◆ DESCRIPTION OF THE TASK ◆
Transcribe the whole listing without a single picture.

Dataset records

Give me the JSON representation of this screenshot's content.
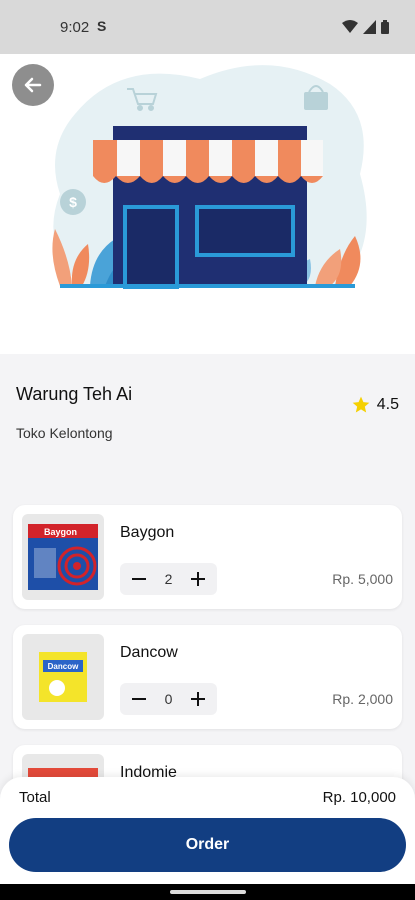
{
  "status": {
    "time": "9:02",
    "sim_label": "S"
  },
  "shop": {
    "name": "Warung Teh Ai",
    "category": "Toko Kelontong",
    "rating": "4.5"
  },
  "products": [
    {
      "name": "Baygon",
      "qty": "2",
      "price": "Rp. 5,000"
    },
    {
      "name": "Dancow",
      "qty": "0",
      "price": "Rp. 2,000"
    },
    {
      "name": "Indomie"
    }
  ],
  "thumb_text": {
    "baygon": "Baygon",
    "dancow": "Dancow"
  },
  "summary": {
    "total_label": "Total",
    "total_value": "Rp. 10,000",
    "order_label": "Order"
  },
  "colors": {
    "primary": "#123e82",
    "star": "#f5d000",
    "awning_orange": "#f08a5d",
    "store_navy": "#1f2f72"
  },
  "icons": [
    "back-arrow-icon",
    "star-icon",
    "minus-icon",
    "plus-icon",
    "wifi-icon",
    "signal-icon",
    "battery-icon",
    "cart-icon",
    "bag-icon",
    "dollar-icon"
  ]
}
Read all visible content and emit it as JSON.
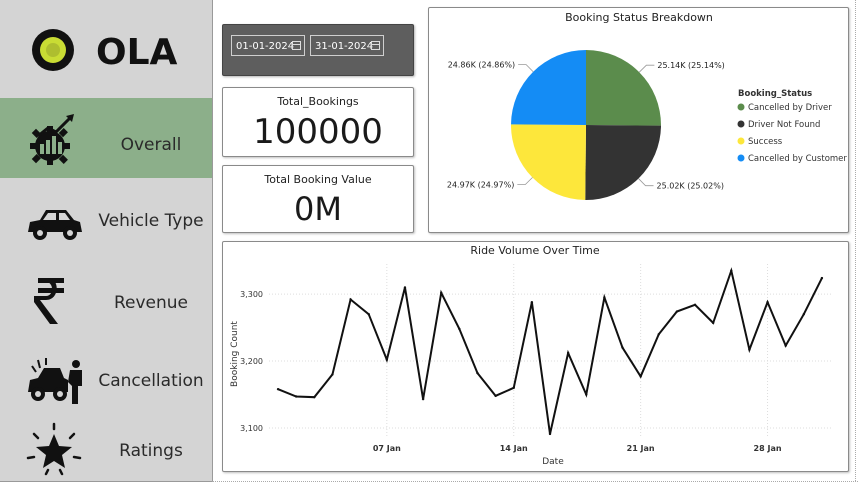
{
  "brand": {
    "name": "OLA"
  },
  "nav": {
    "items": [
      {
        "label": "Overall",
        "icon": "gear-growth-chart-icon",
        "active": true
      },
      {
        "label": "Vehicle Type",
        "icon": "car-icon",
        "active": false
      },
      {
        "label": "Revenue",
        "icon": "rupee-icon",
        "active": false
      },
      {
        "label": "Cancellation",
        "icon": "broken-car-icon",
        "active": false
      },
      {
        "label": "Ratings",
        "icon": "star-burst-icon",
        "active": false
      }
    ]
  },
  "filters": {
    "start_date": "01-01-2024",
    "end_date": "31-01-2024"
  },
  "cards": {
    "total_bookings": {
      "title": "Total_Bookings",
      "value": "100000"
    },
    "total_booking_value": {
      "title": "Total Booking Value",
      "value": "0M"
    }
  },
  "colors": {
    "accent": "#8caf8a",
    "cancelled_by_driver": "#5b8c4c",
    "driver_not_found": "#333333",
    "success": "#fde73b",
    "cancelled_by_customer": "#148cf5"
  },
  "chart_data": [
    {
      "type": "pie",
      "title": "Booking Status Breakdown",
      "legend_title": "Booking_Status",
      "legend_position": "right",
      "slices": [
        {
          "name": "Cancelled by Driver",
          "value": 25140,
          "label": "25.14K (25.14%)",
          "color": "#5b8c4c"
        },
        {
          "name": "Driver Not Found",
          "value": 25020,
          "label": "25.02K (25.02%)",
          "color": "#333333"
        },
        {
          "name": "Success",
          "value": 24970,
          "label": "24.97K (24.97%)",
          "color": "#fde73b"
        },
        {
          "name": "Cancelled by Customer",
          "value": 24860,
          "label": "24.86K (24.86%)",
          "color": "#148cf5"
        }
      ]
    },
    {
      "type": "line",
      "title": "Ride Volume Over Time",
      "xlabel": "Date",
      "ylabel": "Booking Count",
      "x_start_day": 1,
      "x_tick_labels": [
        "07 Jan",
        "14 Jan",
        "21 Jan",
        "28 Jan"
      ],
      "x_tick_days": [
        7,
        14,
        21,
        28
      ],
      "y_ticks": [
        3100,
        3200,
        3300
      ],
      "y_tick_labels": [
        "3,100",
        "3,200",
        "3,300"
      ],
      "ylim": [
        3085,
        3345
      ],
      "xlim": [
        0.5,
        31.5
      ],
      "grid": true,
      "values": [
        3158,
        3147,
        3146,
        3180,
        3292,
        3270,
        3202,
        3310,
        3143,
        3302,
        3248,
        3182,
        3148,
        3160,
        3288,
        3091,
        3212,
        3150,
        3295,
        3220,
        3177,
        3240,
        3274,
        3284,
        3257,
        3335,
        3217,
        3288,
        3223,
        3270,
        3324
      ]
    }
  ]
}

◆ WRITTEN ANSWER ◆
Give me the JSON representation of this screenshot's content.
{
  "status": {
    "time": "9:02",
    "sim_label": "S"
  },
  "shop": {
    "name": "Warung Teh Ai",
    "category": "Toko Kelontong",
    "rating": "4.5"
  },
  "products": [
    {
      "name": "Baygon",
      "qty": "2",
      "price": "Rp. 5,000"
    },
    {
      "name": "Dancow",
      "qty": "0",
      "price": "Rp. 2,000"
    },
    {
      "name": "Indomie"
    }
  ],
  "thumb_text": {
    "baygon": "Baygon",
    "dancow": "Dancow"
  },
  "summary": {
    "total_label": "Total",
    "total_value": "Rp. 10,000",
    "order_label": "Order"
  },
  "colors": {
    "primary": "#123e82",
    "star": "#f5d000",
    "awning_orange": "#f08a5d",
    "store_navy": "#1f2f72"
  },
  "icons": [
    "back-arrow-icon",
    "star-icon",
    "minus-icon",
    "plus-icon",
    "wifi-icon",
    "signal-icon",
    "battery-icon",
    "cart-icon",
    "bag-icon",
    "dollar-icon"
  ]
}
Read all visible content and emit it as JSON.
{
  "brand": {
    "name": "OLA"
  },
  "nav": {
    "items": [
      {
        "label": "Overall",
        "icon": "gear-growth-chart-icon",
        "active": true
      },
      {
        "label": "Vehicle Type",
        "icon": "car-icon",
        "active": false
      },
      {
        "label": "Revenue",
        "icon": "rupee-icon",
        "active": false
      },
      {
        "label": "Cancellation",
        "icon": "broken-car-icon",
        "active": false
      },
      {
        "label": "Ratings",
        "icon": "star-burst-icon",
        "active": false
      }
    ]
  },
  "filters": {
    "start_date": "01-01-2024",
    "end_date": "31-01-2024"
  },
  "cards": {
    "total_bookings": {
      "title": "Total_Bookings",
      "value": "100000"
    },
    "total_booking_value": {
      "title": "Total Booking Value",
      "value": "0M"
    }
  },
  "colors": {
    "accent": "#8caf8a",
    "cancelled_by_driver": "#5b8c4c",
    "driver_not_found": "#333333",
    "success": "#fde73b",
    "cancelled_by_customer": "#148cf5"
  },
  "chart_data": [
    {
      "type": "pie",
      "title": "Booking Status Breakdown",
      "legend_title": "Booking_Status",
      "legend_position": "right",
      "slices": [
        {
          "name": "Cancelled by Driver",
          "value": 25140,
          "label": "25.14K (25.14%)",
          "color": "#5b8c4c"
        },
        {
          "name": "Driver Not Found",
          "value": 25020,
          "label": "25.02K (25.02%)",
          "color": "#333333"
        },
        {
          "name": "Success",
          "value": 24970,
          "label": "24.97K (24.97%)",
          "color": "#fde73b"
        },
        {
          "name": "Cancelled by Customer",
          "value": 24860,
          "label": "24.86K (24.86%)",
          "color": "#148cf5"
        }
      ]
    },
    {
      "type": "line",
      "title": "Ride Volume Over Time",
      "xlabel": "Date",
      "ylabel": "Booking Count",
      "x_start_day": 1,
      "x_tick_labels": [
        "07 Jan",
        "14 Jan",
        "21 Jan",
        "28 Jan"
      ],
      "x_tick_days": [
        7,
        14,
        21,
        28
      ],
      "y_ticks": [
        3100,
        3200,
        3300
      ],
      "y_tick_labels": [
        "3,100",
        "3,200",
        "3,300"
      ],
      "ylim": [
        3085,
        3345
      ],
      "xlim": [
        0.5,
        31.5
      ],
      "grid": true,
      "values": [
        3158,
        3147,
        3146,
        3180,
        3292,
        3270,
        3202,
        3310,
        3143,
        3302,
        3248,
        3182,
        3148,
        3160,
        3288,
        3091,
        3212,
        3150,
        3295,
        3220,
        3177,
        3240,
        3274,
        3284,
        3257,
        3335,
        3217,
        3288,
        3223,
        3270,
        3324
      ]
    }
  ]
}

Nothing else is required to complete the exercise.